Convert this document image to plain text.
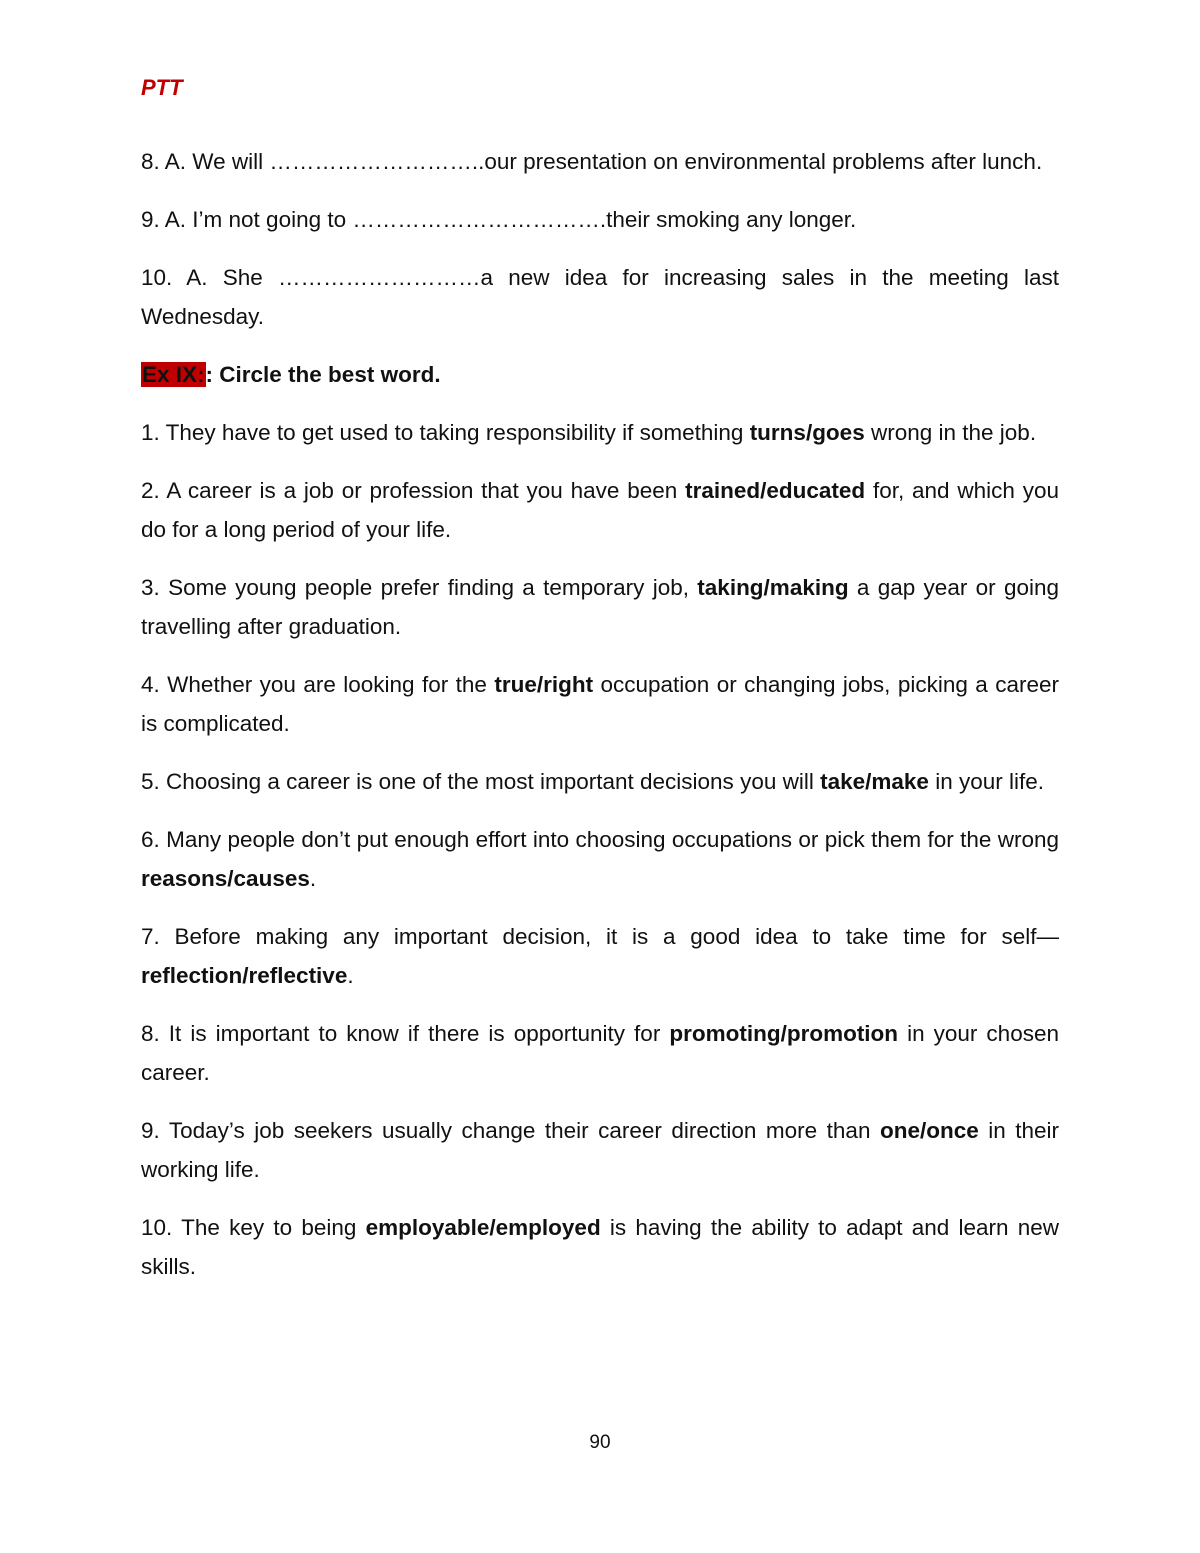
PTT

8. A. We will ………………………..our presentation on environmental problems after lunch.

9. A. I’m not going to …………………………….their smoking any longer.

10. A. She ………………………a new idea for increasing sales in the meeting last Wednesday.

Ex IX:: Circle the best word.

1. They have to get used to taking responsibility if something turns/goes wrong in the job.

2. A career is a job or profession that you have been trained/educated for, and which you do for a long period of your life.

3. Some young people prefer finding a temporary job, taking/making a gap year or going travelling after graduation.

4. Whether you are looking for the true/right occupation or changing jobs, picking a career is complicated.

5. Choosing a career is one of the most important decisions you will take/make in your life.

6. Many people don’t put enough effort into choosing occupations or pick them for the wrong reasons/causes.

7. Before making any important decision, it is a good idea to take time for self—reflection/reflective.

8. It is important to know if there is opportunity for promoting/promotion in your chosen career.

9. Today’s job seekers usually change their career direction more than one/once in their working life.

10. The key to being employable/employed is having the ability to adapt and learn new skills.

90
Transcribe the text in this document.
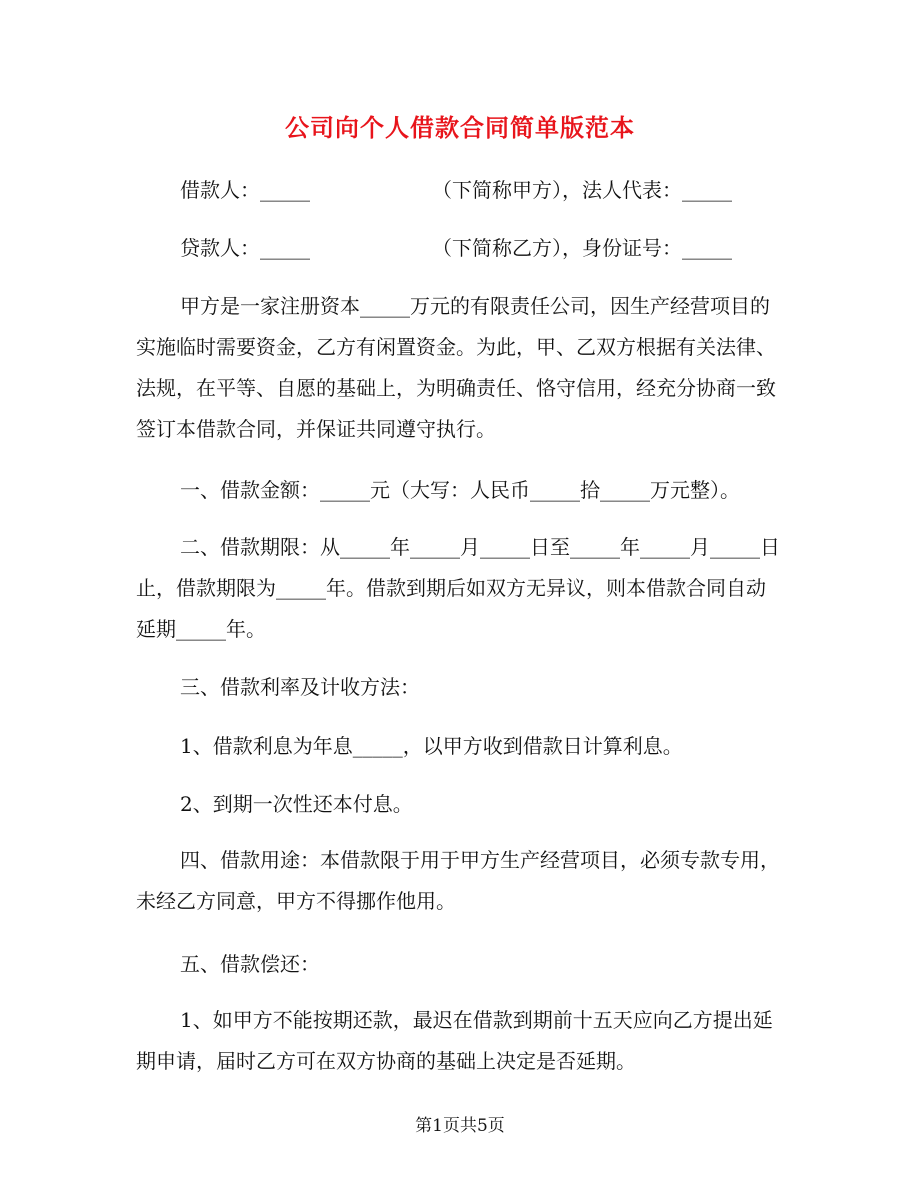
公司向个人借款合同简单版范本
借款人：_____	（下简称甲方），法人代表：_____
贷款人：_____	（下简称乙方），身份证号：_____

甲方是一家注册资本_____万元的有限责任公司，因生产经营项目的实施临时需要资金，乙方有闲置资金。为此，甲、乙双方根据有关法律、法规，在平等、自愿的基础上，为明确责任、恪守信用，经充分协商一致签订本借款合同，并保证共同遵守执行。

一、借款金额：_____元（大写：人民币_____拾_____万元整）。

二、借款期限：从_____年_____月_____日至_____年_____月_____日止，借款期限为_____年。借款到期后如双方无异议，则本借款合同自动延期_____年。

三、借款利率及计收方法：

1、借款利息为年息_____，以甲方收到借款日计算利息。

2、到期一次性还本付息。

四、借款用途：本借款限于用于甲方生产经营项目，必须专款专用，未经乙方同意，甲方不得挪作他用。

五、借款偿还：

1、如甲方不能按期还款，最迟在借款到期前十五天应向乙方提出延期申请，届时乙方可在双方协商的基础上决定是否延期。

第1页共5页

+--

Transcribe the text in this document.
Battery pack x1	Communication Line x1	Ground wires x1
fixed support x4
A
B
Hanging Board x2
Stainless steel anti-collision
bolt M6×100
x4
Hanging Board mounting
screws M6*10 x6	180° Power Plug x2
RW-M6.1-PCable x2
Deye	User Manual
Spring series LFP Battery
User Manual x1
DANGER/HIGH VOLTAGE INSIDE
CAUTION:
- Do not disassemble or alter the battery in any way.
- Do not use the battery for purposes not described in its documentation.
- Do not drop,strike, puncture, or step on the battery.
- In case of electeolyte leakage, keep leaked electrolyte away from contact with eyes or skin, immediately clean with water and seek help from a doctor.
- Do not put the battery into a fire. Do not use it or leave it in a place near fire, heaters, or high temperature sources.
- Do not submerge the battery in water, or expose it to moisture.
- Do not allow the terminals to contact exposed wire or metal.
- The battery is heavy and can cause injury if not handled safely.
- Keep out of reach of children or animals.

+--

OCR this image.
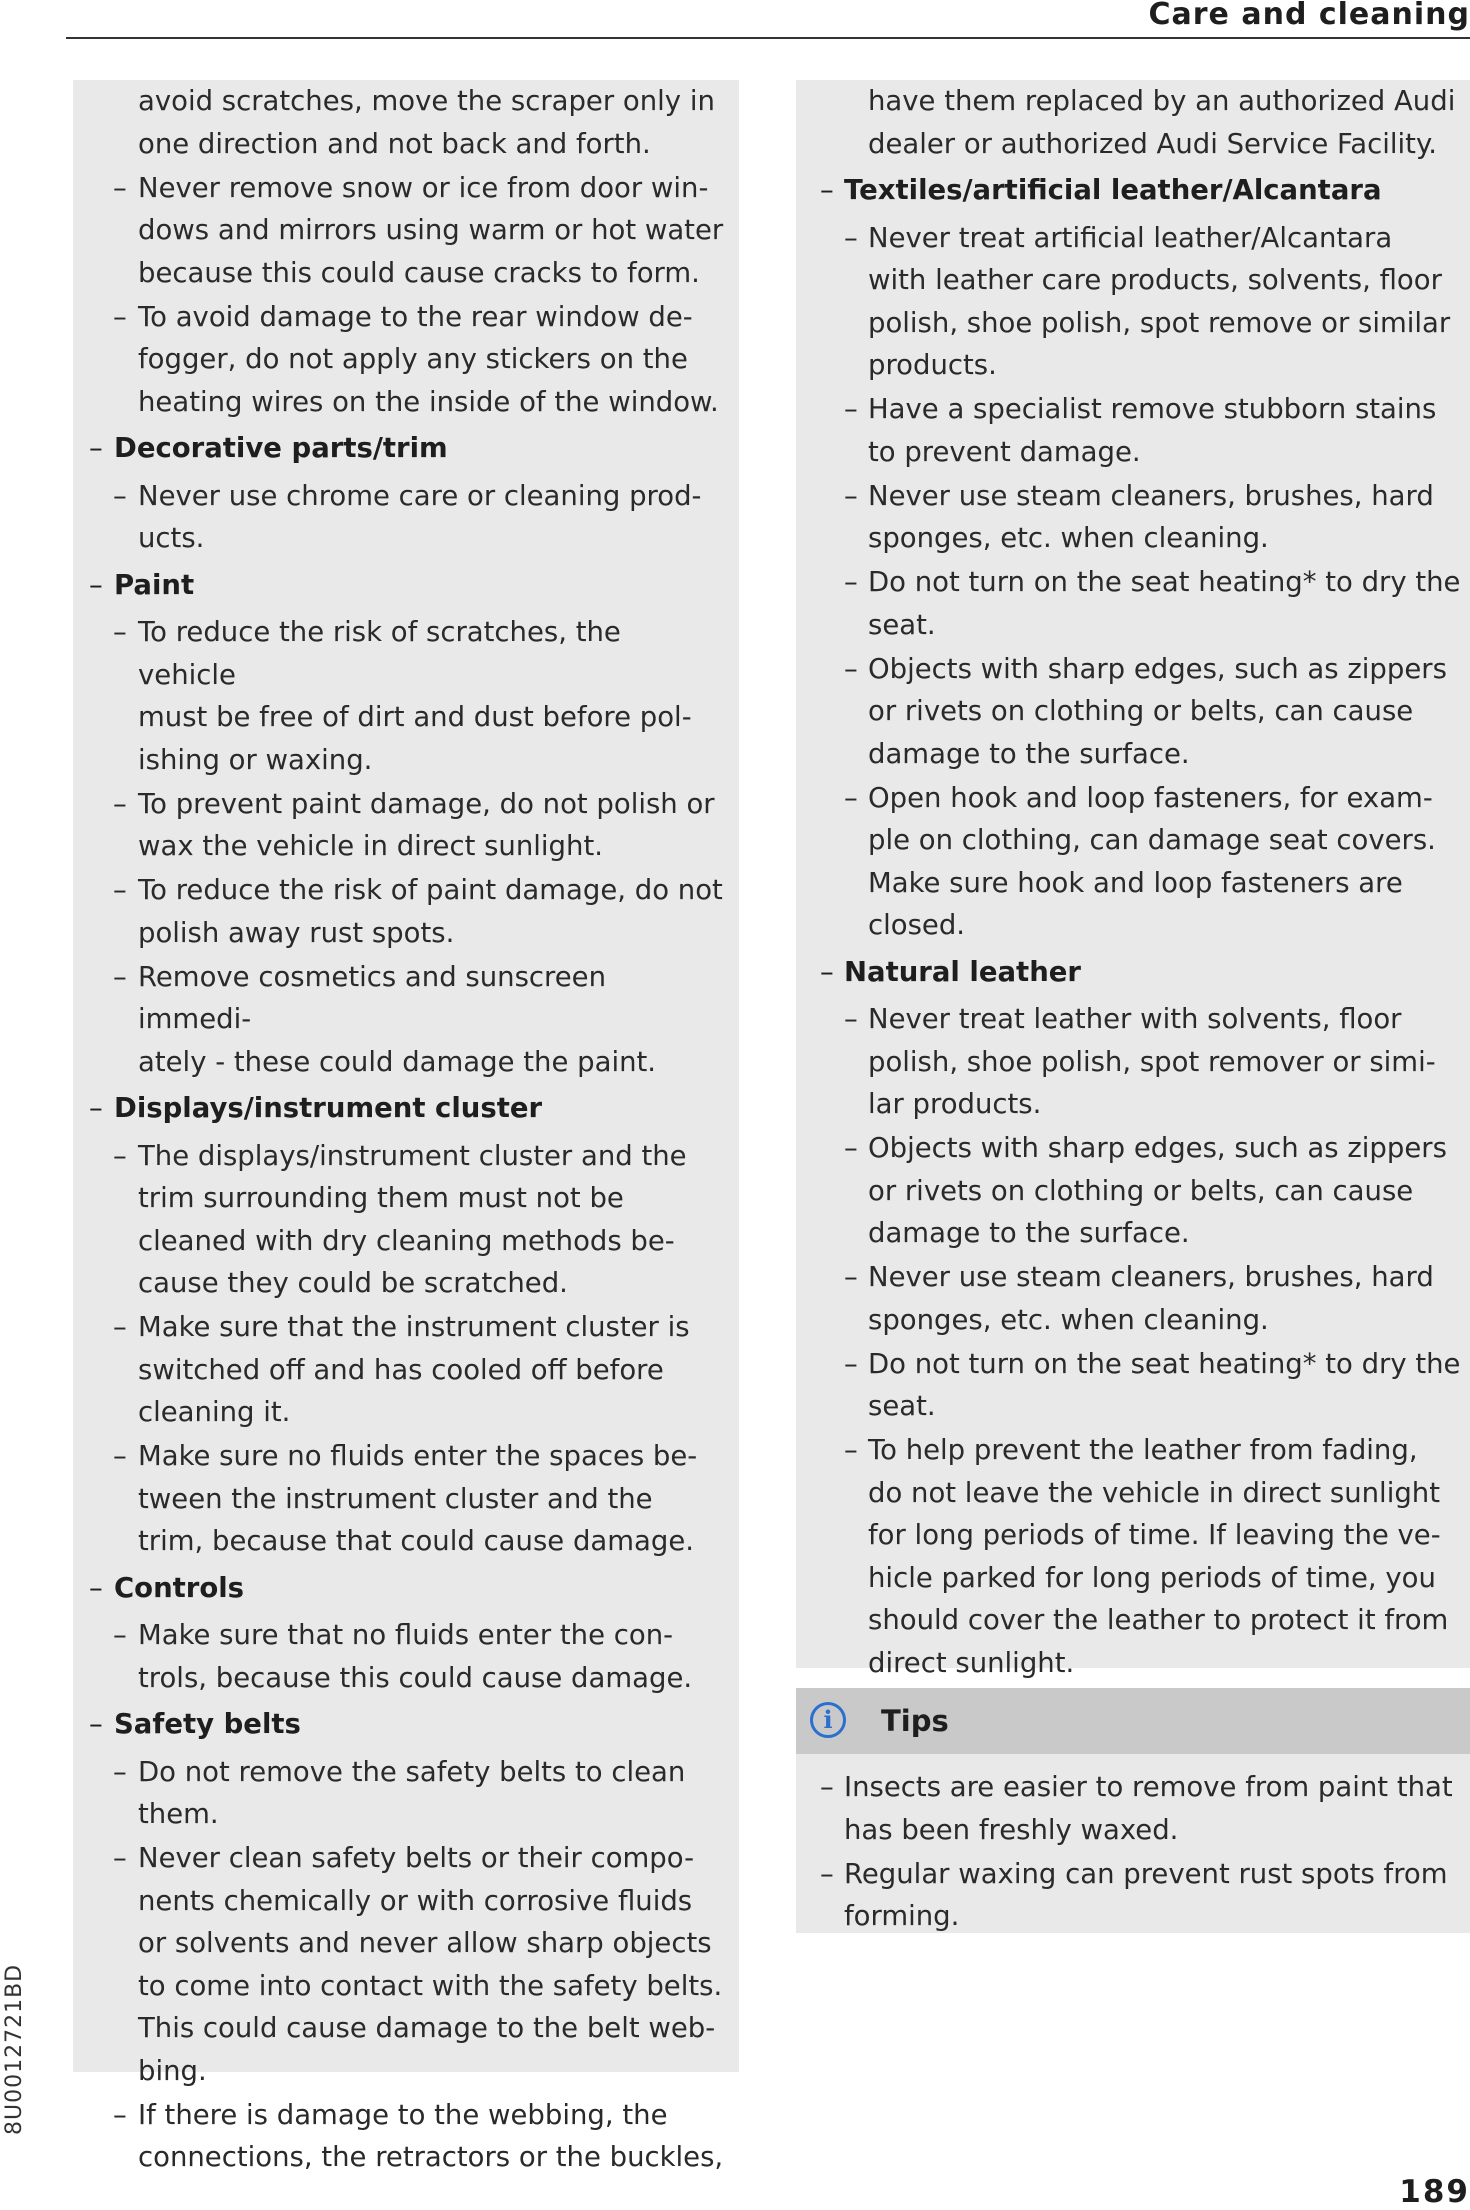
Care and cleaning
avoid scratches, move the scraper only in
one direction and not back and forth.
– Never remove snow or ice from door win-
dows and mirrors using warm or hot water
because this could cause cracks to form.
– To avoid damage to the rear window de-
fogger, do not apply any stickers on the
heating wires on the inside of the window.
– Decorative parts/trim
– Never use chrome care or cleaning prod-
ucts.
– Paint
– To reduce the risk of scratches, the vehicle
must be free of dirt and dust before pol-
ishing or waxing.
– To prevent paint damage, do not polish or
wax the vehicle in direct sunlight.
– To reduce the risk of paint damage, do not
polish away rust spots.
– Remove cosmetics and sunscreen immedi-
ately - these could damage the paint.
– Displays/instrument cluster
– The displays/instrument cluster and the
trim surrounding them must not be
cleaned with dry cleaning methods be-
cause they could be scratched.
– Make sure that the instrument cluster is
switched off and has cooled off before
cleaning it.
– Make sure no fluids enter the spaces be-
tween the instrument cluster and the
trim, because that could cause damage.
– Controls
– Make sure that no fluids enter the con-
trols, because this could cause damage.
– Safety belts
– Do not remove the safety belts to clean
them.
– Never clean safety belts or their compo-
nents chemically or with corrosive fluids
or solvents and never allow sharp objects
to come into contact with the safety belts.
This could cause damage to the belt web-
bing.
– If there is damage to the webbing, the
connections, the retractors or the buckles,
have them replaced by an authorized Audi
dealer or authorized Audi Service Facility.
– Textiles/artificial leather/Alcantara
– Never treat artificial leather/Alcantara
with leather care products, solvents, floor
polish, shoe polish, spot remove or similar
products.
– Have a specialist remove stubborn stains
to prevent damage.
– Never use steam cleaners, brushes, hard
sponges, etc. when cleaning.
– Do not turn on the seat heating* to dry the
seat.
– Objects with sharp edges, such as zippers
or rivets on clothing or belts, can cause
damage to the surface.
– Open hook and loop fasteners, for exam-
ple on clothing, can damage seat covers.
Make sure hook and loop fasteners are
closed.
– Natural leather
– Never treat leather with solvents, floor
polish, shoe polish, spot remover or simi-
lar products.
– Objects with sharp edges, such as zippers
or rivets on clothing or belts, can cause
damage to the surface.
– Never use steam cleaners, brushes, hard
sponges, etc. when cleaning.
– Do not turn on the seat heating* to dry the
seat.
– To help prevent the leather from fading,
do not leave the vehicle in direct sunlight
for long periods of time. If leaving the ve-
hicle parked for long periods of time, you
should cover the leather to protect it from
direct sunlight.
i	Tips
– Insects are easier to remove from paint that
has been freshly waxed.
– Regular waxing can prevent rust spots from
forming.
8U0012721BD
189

+--

- _Exercise_
Only lines with the word "away" are wanted, so copy each one from the records.

- _In response_
- In case of electeolyte leakage, keep leaked electrolyte away from contact with eyes or skin, immediately clean with water and seek help from a doctor.
polish away rust spots.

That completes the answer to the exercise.